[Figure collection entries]

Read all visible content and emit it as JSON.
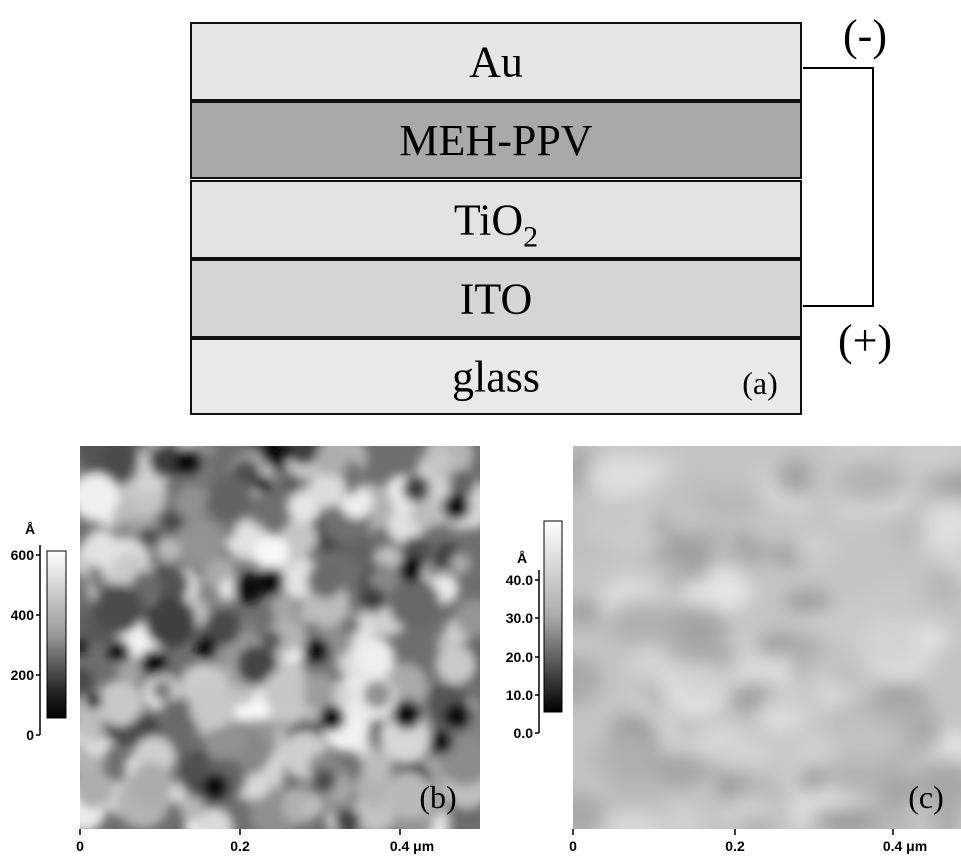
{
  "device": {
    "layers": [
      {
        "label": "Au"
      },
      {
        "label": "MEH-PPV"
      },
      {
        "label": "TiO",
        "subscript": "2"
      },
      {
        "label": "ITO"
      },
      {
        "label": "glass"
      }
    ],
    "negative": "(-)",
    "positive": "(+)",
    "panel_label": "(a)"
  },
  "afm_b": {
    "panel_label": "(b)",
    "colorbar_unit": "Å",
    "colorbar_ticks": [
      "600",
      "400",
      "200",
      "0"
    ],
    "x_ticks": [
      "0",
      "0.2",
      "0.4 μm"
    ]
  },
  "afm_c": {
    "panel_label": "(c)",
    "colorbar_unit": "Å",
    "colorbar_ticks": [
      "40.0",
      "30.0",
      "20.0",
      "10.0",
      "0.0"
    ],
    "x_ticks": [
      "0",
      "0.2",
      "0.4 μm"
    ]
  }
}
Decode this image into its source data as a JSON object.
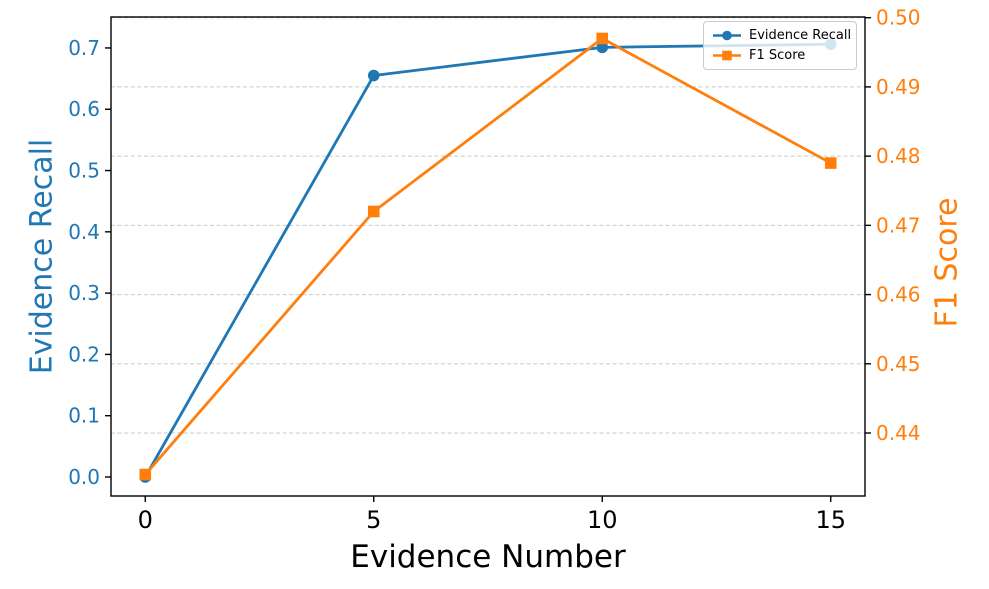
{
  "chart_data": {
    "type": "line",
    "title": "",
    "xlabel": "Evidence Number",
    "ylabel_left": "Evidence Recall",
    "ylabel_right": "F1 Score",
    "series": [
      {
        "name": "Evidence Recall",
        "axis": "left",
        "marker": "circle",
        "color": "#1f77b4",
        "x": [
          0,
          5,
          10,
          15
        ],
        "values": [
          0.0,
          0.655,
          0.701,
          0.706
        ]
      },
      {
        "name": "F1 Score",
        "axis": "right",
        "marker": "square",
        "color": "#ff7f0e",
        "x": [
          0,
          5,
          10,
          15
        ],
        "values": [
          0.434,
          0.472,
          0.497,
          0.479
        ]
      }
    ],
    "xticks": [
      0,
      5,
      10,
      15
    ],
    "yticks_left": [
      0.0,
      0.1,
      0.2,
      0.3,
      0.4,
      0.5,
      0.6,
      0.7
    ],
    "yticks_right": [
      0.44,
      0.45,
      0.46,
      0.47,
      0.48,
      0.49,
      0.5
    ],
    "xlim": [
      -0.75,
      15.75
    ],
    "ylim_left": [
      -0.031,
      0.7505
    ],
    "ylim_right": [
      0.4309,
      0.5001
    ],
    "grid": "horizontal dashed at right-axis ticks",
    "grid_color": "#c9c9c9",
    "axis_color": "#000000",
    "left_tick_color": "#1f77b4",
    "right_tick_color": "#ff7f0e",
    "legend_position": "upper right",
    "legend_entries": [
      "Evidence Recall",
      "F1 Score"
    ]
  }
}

**Challenge**:
Above are the records; reproduce them exactly and leave out the pictures.

**Exercise output**:
Read all visible content and emit it as JSON.
{
  "device": {
    "layers": [
      {
        "label": "Au"
      },
      {
        "label": "MEH-PPV"
      },
      {
        "label": "TiO",
        "subscript": "2"
      },
      {
        "label": "ITO"
      },
      {
        "label": "glass"
      }
    ],
    "negative": "(-)",
    "positive": "(+)",
    "panel_label": "(a)"
  },
  "afm_b": {
    "panel_label": "(b)",
    "colorbar_unit": "Å",
    "colorbar_ticks": [
      "600",
      "400",
      "200",
      "0"
    ],
    "x_ticks": [
      "0",
      "0.2",
      "0.4 μm"
    ]
  },
  "afm_c": {
    "panel_label": "(c)",
    "colorbar_unit": "Å",
    "colorbar_ticks": [
      "40.0",
      "30.0",
      "20.0",
      "10.0",
      "0.0"
    ],
    "x_ticks": [
      "0",
      "0.2",
      "0.4 μm"
    ]
  }
}
Decode this image into its source data as a JSON object.
{
  "chart_data": {
    "type": "line",
    "title": "",
    "xlabel": "Evidence Number",
    "ylabel_left": "Evidence Recall",
    "ylabel_right": "F1 Score",
    "series": [
      {
        "name": "Evidence Recall",
        "axis": "left",
        "marker": "circle",
        "color": "#1f77b4",
        "x": [
          0,
          5,
          10,
          15
        ],
        "values": [
          0.0,
          0.655,
          0.701,
          0.706
        ]
      },
      {
        "name": "F1 Score",
        "axis": "right",
        "marker": "square",
        "color": "#ff7f0e",
        "x": [
          0,
          5,
          10,
          15
        ],
        "values": [
          0.434,
          0.472,
          0.497,
          0.479
        ]
      }
    ],
    "xticks": [
      0,
      5,
      10,
      15
    ],
    "yticks_left": [
      0.0,
      0.1,
      0.2,
      0.3,
      0.4,
      0.5,
      0.6,
      0.7
    ],
    "yticks_right": [
      0.44,
      0.45,
      0.46,
      0.47,
      0.48,
      0.49,
      0.5
    ],
    "xlim": [
      -0.75,
      15.75
    ],
    "ylim_left": [
      -0.031,
      0.7505
    ],
    "ylim_right": [
      0.4309,
      0.5001
    ],
    "grid": "horizontal dashed at right-axis ticks",
    "grid_color": "#c9c9c9",
    "axis_color": "#000000",
    "left_tick_color": "#1f77b4",
    "right_tick_color": "#ff7f0e",
    "legend_position": "upper right",
    "legend_entries": [
      "Evidence Recall",
      "F1 Score"
    ]
  }
}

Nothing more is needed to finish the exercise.